> [What is being asked]: A faithful transcription of all the data is required.
======== Data provided ========
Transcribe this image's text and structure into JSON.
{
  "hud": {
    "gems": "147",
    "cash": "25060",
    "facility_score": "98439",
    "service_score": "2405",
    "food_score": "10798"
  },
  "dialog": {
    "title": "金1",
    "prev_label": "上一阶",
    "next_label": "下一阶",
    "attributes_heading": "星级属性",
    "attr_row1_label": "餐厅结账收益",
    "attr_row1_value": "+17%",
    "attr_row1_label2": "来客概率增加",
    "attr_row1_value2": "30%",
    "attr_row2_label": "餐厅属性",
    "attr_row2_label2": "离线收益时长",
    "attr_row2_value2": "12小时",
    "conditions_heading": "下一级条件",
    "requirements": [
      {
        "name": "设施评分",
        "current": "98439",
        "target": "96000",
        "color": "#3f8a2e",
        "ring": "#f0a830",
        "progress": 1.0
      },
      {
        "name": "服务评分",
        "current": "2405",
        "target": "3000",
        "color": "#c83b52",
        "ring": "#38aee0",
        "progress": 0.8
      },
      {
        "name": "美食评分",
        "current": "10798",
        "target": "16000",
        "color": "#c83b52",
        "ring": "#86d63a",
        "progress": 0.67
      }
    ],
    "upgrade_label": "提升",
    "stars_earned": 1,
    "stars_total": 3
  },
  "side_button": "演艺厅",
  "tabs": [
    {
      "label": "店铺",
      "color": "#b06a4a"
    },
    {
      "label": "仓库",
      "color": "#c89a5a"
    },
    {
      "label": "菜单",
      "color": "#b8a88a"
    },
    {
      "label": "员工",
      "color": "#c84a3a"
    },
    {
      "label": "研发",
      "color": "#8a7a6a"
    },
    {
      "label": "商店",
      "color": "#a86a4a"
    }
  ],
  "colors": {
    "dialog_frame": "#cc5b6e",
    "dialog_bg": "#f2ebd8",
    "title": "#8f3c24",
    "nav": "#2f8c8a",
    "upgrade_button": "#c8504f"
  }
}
========
> [Response to this exercise]:
Transcribe this image's text and structure into JSON.
{
  "hud": {
    "gems": "147",
    "cash": "25060",
    "facility_score": "98439",
    "service_score": "2405",
    "food_score": "10798"
  },
  "dialog": {
    "title": "金1",
    "prev_label": "上一阶",
    "next_label": "下一阶",
    "attributes_heading": "星级属性",
    "attr_row1_label": "餐厅结账收益",
    "attr_row1_value": "+17%",
    "attr_row1_label2": "来客概率增加",
    "attr_row1_value2": "30%",
    "attr_row2_label": "餐厅属性",
    "attr_row2_label2": "离线收益时长",
    "attr_row2_value2": "12小时",
    "conditions_heading": "下一级条件",
    "requirements": [
      {
        "name": "设施评分",
        "current": "98439",
        "target": "96000",
        "color": "#3f8a2e",
        "ring": "#f0a830",
        "progress": 1.0
      },
      {
        "name": "服务评分",
        "current": "2405",
        "target": "3000",
        "color": "#c83b52",
        "ring": "#38aee0",
        "progress": 0.8
      },
      {
        "name": "美食评分",
        "current": "10798",
        "target": "16000",
        "color": "#c83b52",
        "ring": "#86d63a",
        "progress": 0.67
      }
    ],
    "upgrade_label": "提升",
    "stars_earned": 1,
    "stars_total": 3
  },
  "side_button": "演艺厅",
  "tabs": [
    {
      "label": "店铺",
      "color": "#b06a4a"
    },
    {
      "label": "仓库",
      "color": "#c89a5a"
    },
    {
      "label": "菜单",
      "color": "#b8a88a"
    },
    {
      "label": "员工",
      "color": "#c84a3a"
    },
    {
      "label": "研发",
      "color": "#8a7a6a"
    },
    {
      "label": "商店",
      "color": "#a86a4a"
    }
  ],
  "colors": {
    "dialog_frame": "#cc5b6e",
    "dialog_bg": "#f2ebd8",
    "title": "#8f3c24",
    "nav": "#2f8c8a",
    "upgrade_button": "#c8504f"
  }
}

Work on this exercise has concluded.